--- start EXERCISE INPUTS ---

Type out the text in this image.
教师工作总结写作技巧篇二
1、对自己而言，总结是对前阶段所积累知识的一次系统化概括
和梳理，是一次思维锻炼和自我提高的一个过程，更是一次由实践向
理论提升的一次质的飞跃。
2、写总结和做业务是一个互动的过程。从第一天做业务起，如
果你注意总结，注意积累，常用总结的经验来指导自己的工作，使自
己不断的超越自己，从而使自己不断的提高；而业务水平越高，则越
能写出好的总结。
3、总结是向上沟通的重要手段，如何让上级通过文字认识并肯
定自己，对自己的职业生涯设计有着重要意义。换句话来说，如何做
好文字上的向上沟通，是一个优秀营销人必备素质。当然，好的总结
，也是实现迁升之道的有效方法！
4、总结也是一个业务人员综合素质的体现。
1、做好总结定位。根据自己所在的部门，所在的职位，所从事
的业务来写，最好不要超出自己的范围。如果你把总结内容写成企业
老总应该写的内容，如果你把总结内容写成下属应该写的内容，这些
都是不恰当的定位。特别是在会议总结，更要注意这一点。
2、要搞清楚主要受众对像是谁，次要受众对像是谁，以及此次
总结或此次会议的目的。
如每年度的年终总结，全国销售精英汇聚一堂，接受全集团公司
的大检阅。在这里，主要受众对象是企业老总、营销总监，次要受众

--- end EXERCISE INPUTS ---
--- start EXERCISE INPUTS ---

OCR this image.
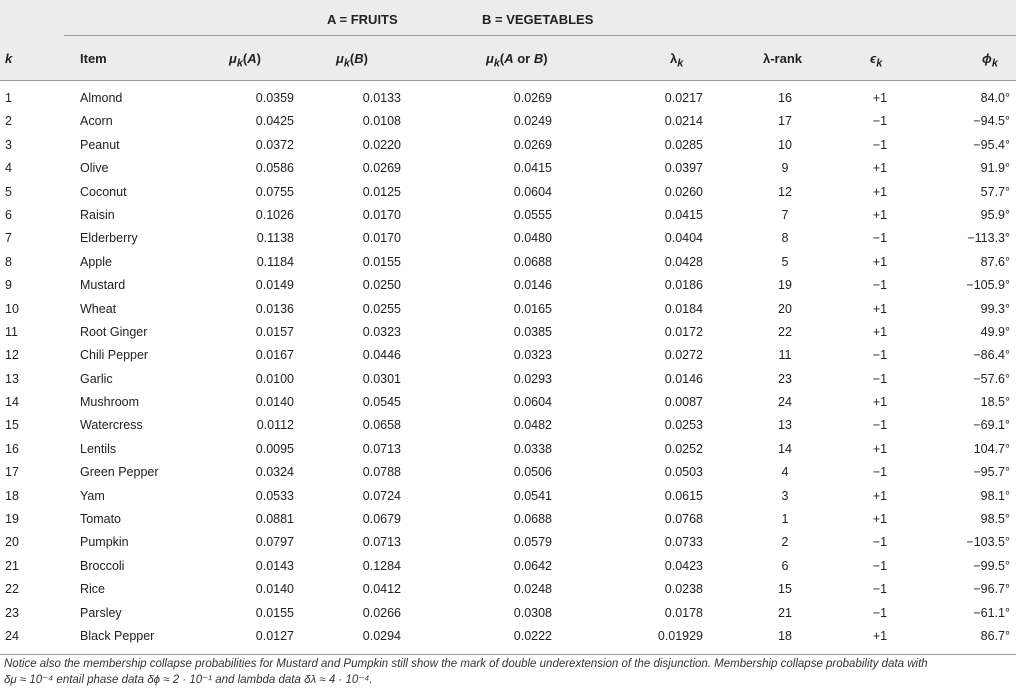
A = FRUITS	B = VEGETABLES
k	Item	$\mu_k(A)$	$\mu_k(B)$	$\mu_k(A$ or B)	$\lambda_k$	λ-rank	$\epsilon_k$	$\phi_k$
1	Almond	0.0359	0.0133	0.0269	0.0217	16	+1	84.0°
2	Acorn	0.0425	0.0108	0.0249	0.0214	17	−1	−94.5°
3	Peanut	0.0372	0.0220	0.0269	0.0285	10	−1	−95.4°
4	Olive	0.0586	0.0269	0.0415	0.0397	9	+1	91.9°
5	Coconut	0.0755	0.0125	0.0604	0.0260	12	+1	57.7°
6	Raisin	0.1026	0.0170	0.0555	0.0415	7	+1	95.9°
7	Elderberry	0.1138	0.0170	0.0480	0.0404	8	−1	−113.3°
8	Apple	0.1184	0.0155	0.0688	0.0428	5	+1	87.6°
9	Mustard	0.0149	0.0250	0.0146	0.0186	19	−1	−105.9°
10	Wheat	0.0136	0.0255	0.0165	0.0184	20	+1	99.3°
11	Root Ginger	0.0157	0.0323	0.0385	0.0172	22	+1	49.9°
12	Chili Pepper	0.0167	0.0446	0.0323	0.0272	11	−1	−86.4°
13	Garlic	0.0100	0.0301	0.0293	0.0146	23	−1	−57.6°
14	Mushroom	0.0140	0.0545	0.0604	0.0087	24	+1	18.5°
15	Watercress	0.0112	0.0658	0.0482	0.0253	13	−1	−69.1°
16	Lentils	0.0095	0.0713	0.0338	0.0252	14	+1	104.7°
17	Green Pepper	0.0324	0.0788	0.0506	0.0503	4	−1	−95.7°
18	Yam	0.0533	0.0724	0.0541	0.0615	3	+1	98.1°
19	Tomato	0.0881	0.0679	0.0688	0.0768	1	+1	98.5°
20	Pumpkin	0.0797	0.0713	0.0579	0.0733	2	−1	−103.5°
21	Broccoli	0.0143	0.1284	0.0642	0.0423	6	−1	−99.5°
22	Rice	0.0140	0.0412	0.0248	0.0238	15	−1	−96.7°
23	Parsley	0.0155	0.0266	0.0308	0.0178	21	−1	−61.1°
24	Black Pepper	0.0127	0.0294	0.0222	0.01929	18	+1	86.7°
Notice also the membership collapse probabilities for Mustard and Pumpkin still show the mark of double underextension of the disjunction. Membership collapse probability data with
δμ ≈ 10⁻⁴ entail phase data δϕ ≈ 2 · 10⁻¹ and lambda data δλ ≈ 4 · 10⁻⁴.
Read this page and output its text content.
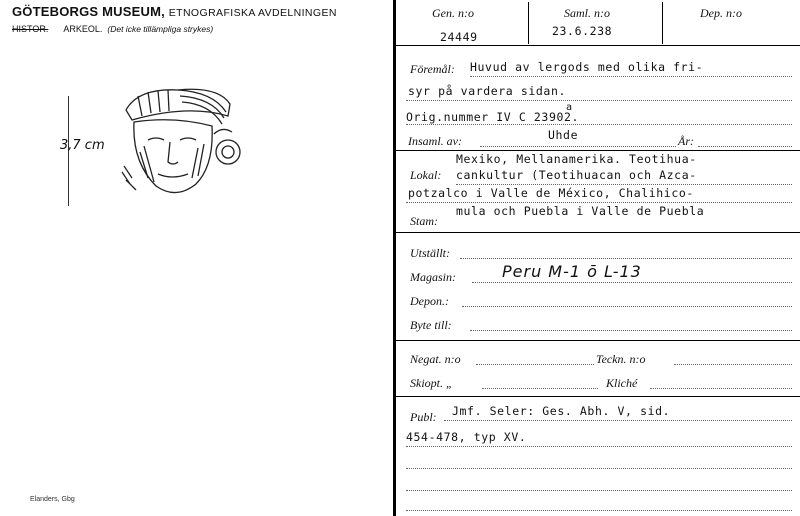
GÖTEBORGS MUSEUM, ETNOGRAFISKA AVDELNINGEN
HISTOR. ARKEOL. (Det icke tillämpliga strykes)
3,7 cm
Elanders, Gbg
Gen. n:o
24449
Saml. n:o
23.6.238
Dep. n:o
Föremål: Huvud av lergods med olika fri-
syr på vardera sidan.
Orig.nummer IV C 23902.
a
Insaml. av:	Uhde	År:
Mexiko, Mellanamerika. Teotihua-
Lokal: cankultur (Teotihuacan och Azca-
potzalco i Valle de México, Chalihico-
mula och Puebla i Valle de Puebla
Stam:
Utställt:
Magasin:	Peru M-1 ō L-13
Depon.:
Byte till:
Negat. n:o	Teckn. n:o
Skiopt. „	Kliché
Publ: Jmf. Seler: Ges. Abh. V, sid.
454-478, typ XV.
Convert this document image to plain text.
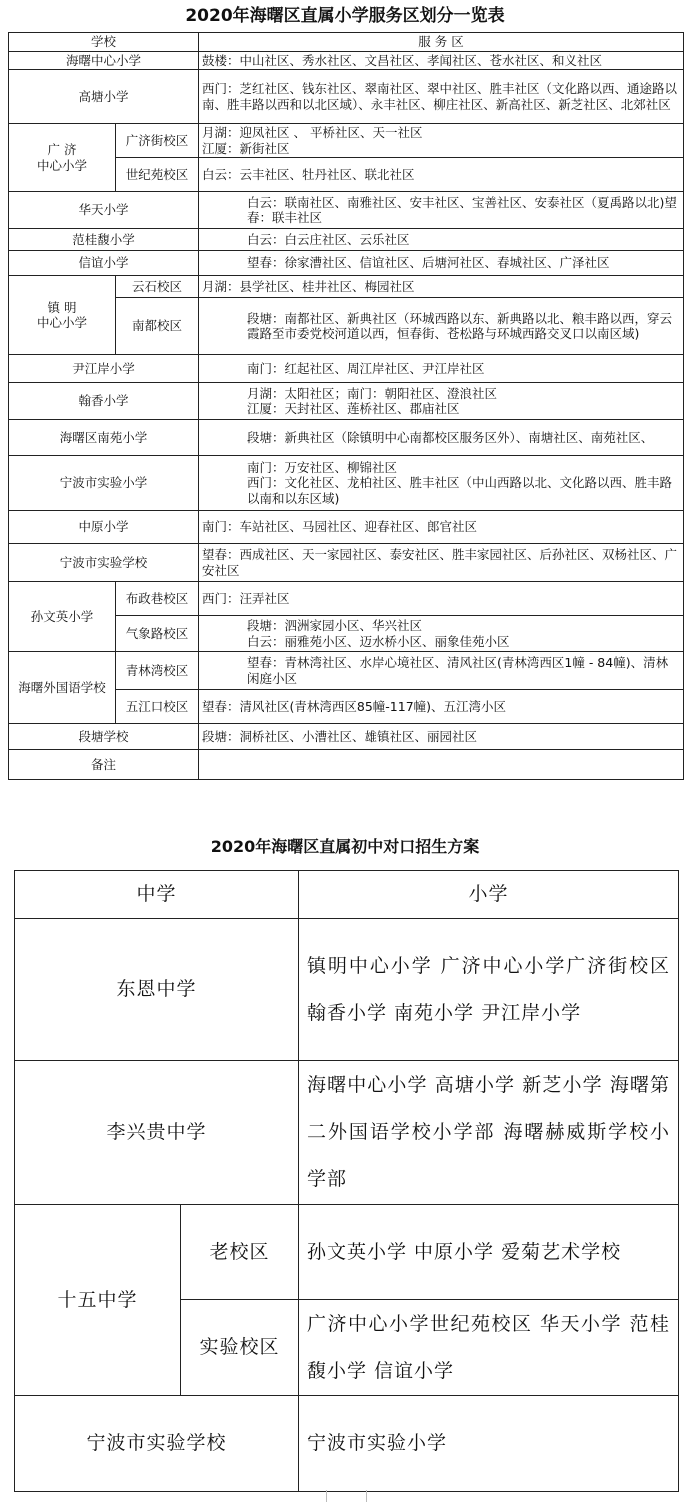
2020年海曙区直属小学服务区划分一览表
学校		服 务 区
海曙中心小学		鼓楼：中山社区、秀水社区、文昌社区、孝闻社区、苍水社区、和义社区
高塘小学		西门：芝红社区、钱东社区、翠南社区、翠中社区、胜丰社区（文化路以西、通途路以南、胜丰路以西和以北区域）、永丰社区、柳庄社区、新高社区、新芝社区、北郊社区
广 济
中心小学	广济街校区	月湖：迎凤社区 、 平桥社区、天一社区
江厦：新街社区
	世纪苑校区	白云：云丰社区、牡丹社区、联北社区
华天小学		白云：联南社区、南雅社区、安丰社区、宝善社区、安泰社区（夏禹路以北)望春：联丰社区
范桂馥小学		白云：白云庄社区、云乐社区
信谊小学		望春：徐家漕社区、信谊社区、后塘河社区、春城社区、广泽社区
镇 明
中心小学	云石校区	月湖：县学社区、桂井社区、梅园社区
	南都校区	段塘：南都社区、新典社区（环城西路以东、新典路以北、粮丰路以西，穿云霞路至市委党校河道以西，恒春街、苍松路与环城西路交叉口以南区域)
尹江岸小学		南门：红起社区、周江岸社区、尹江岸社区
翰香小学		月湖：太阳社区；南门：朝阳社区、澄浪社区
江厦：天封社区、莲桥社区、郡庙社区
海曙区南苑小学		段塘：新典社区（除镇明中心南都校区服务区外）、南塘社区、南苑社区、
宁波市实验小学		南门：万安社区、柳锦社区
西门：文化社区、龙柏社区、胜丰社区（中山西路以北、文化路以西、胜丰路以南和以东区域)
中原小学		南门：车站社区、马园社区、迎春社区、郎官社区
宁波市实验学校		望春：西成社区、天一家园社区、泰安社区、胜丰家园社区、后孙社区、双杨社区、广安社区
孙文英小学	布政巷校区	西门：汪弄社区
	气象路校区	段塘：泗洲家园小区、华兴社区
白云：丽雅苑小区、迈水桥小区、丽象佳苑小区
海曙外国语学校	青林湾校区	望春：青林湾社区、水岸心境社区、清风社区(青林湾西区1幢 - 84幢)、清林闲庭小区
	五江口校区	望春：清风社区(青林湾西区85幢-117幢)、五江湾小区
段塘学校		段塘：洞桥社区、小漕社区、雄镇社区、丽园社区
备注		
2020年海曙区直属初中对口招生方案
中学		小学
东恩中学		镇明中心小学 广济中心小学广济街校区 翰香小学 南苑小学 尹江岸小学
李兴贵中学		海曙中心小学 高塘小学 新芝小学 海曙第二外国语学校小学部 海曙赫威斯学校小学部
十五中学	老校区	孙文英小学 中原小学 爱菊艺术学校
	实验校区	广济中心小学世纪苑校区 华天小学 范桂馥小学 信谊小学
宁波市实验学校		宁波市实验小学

--- end EXERCISE INPUTS ---
--- start EXERCISE INPUTS ---

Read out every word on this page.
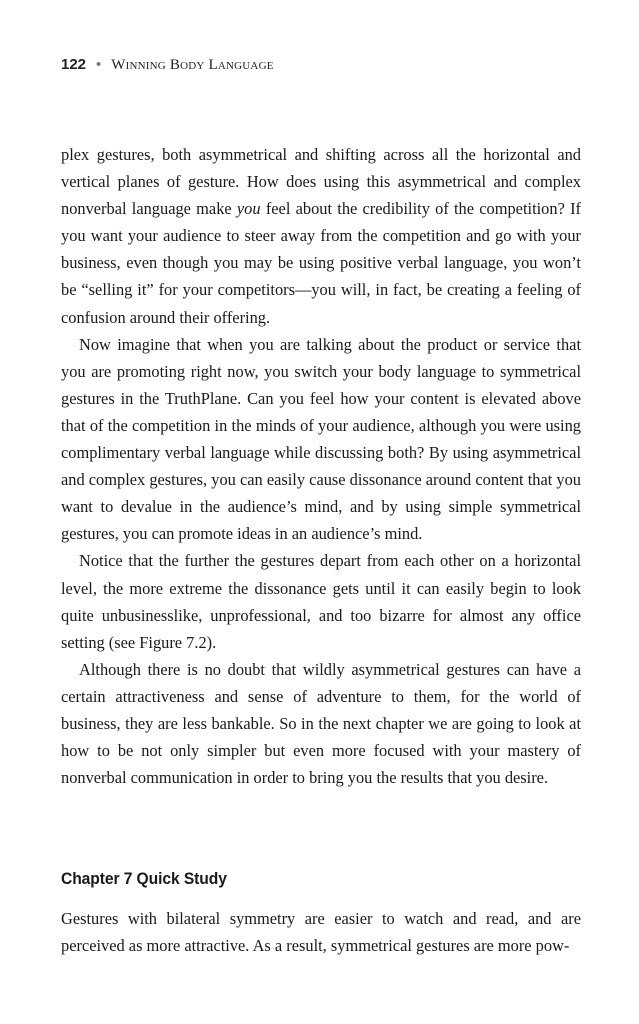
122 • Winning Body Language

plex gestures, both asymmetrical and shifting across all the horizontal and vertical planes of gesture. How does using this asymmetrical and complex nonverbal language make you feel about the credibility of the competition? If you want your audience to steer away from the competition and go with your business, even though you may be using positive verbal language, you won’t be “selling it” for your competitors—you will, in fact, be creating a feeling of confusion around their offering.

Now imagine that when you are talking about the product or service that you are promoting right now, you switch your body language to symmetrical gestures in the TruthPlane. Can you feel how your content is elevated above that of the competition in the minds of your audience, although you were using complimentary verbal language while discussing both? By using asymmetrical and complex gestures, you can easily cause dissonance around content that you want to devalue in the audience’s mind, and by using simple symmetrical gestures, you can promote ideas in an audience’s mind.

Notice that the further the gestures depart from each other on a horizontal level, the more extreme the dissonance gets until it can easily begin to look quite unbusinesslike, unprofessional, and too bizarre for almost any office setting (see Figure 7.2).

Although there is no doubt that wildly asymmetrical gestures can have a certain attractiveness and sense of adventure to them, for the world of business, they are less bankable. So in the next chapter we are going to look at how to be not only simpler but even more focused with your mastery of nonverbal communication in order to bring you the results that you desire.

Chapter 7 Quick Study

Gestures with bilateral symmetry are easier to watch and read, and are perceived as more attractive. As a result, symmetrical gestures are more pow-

--- end EXERCISE INPUTS ---

Look through the entries above and count each line holding "both"; report the count alone.

◆ TASK RESPONSE ◆
2